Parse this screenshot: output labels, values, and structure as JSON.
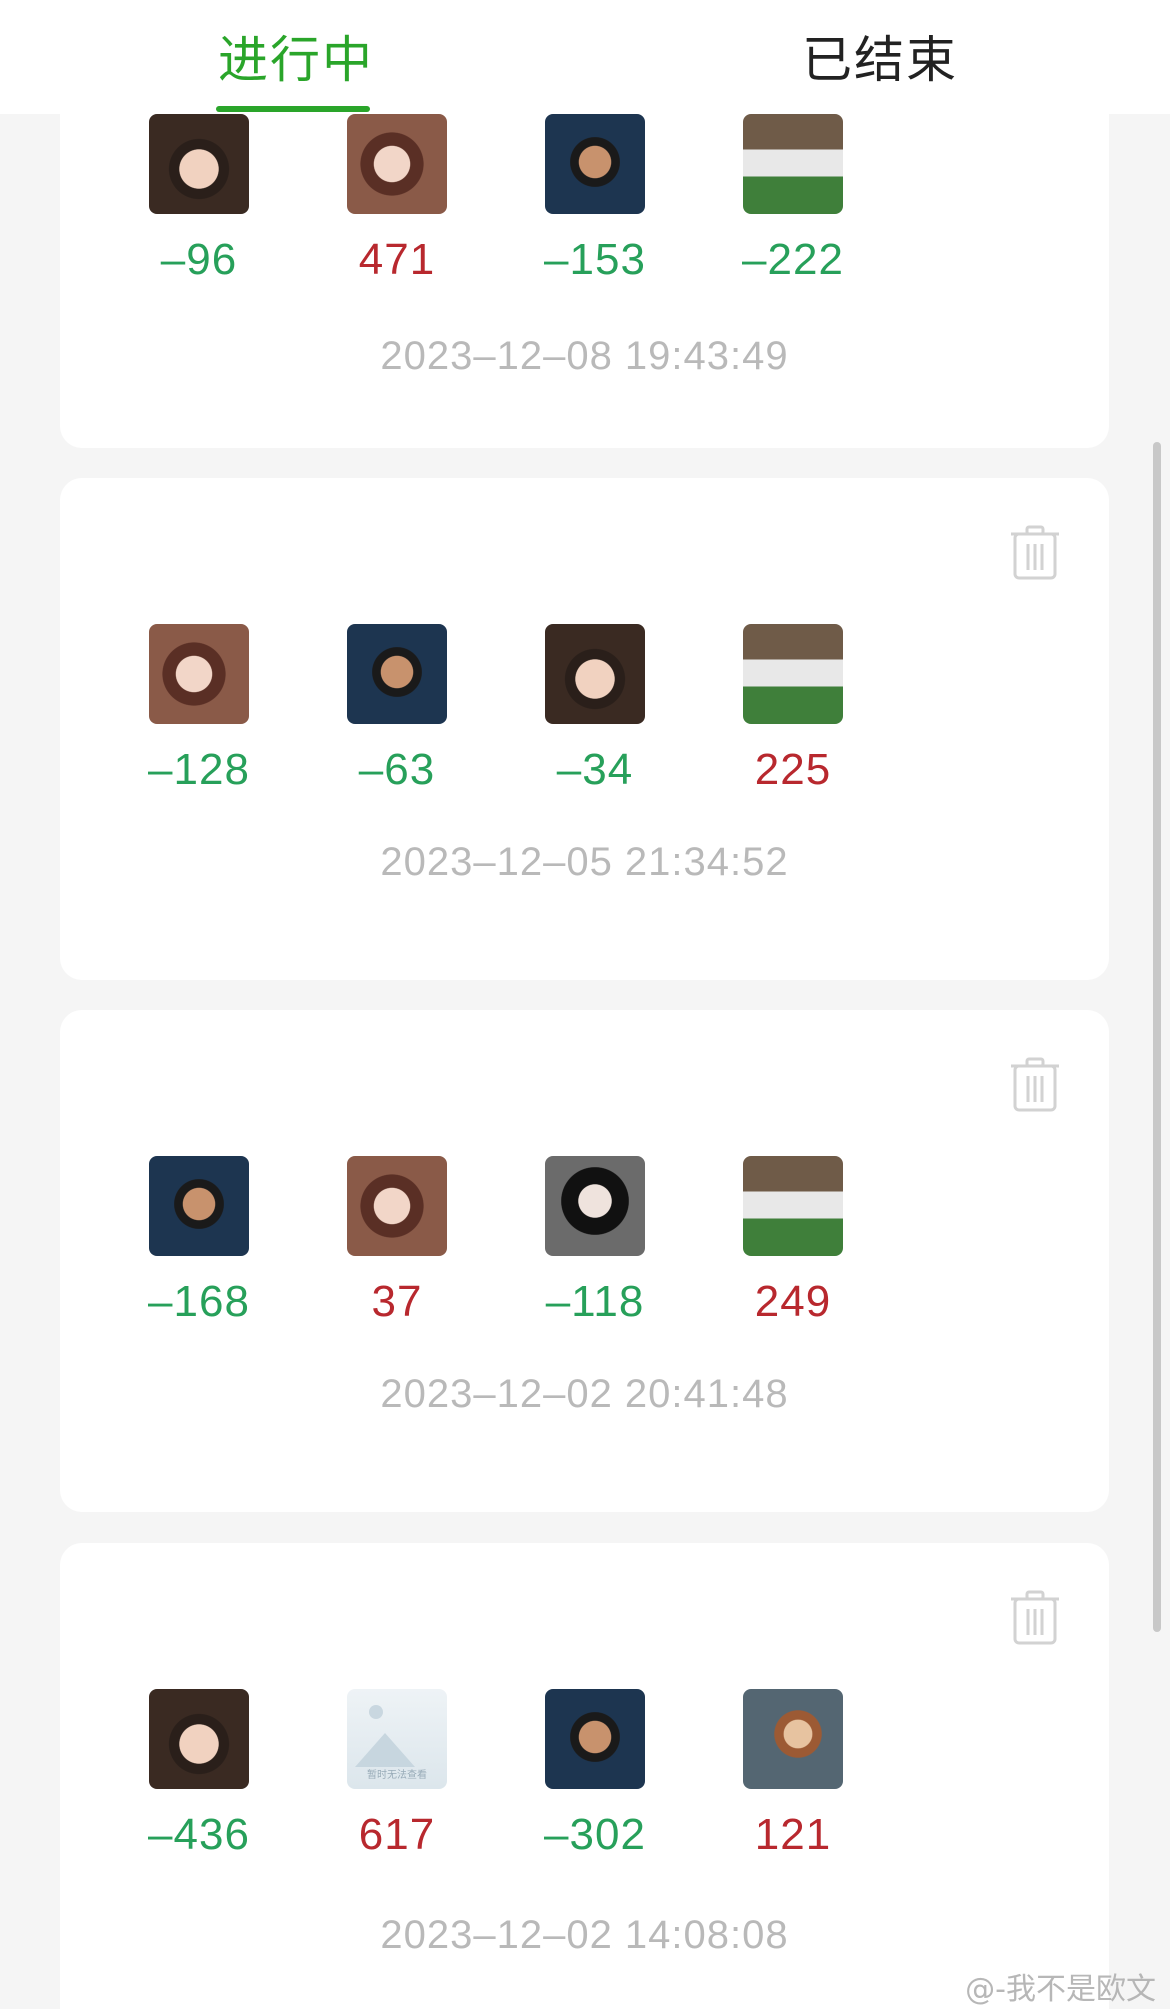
{
  "tabs": [
    {
      "label": "进行中",
      "active": true
    },
    {
      "label": "已结束",
      "active": false
    }
  ],
  "colors": {
    "accent": "#2aa52a",
    "negative_score": "#27a05a",
    "positive_score": "#b8282e",
    "timestamp": "#b9b9b9"
  },
  "games": [
    {
      "players": [
        {
          "avatar": "kid-photo",
          "score": "–96"
        },
        {
          "avatar": "girl-photo",
          "score": "471"
        },
        {
          "avatar": "anime-man",
          "score": "–153"
        },
        {
          "avatar": "girl-outdoor",
          "score": "–222"
        }
      ],
      "time": "2023–12–08 19:43:49"
    },
    {
      "players": [
        {
          "avatar": "girl-photo",
          "score": "–128"
        },
        {
          "avatar": "anime-man",
          "score": "–63"
        },
        {
          "avatar": "kid-photo",
          "score": "–34"
        },
        {
          "avatar": "girl-outdoor",
          "score": "225"
        }
      ],
      "time": "2023–12–05 21:34:52",
      "delete_icon": "trash-icon"
    },
    {
      "players": [
        {
          "avatar": "anime-man",
          "score": "–168"
        },
        {
          "avatar": "girl-photo",
          "score": "37"
        },
        {
          "avatar": "girl-dark-hair",
          "score": "–118"
        },
        {
          "avatar": "girl-outdoor",
          "score": "249"
        }
      ],
      "time": "2023–12–02 20:41:48",
      "delete_icon": "trash-icon"
    },
    {
      "players": [
        {
          "avatar": "kid-photo",
          "score": "–436"
        },
        {
          "avatar": "image-placeholder",
          "score": "617",
          "placeholder_text": "暂时无法查看"
        },
        {
          "avatar": "anime-man",
          "score": "–302"
        },
        {
          "avatar": "anime-girl",
          "score": "121"
        }
      ],
      "time": "2023–12–02 14:08:08",
      "delete_icon": "trash-icon"
    }
  ],
  "watermark": "@-我不是欧文"
}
=-=-=-=-=
**What is being asked**
Can you repeat every record above exactly, apart from the pictures?

**Answer to this exercise**
Parse this screenshot: output labels, values, and structure as JSON.
{
  "tabs": [
    {
      "label": "进行中",
      "active": true
    },
    {
      "label": "已结束",
      "active": false
    }
  ],
  "colors": {
    "accent": "#2aa52a",
    "negative_score": "#27a05a",
    "positive_score": "#b8282e",
    "timestamp": "#b9b9b9"
  },
  "games": [
    {
      "players": [
        {
          "avatar": "kid-photo",
          "score": "–96"
        },
        {
          "avatar": "girl-photo",
          "score": "471"
        },
        {
          "avatar": "anime-man",
          "score": "–153"
        },
        {
          "avatar": "girl-outdoor",
          "score": "–222"
        }
      ],
      "time": "2023–12–08 19:43:49"
    },
    {
      "players": [
        {
          "avatar": "girl-photo",
          "score": "–128"
        },
        {
          "avatar": "anime-man",
          "score": "–63"
        },
        {
          "avatar": "kid-photo",
          "score": "–34"
        },
        {
          "avatar": "girl-outdoor",
          "score": "225"
        }
      ],
      "time": "2023–12–05 21:34:52",
      "delete_icon": "trash-icon"
    },
    {
      "players": [
        {
          "avatar": "anime-man",
          "score": "–168"
        },
        {
          "avatar": "girl-photo",
          "score": "37"
        },
        {
          "avatar": "girl-dark-hair",
          "score": "–118"
        },
        {
          "avatar": "girl-outdoor",
          "score": "249"
        }
      ],
      "time": "2023–12–02 20:41:48",
      "delete_icon": "trash-icon"
    },
    {
      "players": [
        {
          "avatar": "kid-photo",
          "score": "–436"
        },
        {
          "avatar": "image-placeholder",
          "score": "617",
          "placeholder_text": "暂时无法查看"
        },
        {
          "avatar": "anime-man",
          "score": "–302"
        },
        {
          "avatar": "anime-girl",
          "score": "121"
        }
      ],
      "time": "2023–12–02 14:08:08",
      "delete_icon": "trash-icon"
    }
  ],
  "watermark": "@-我不是欧文"
}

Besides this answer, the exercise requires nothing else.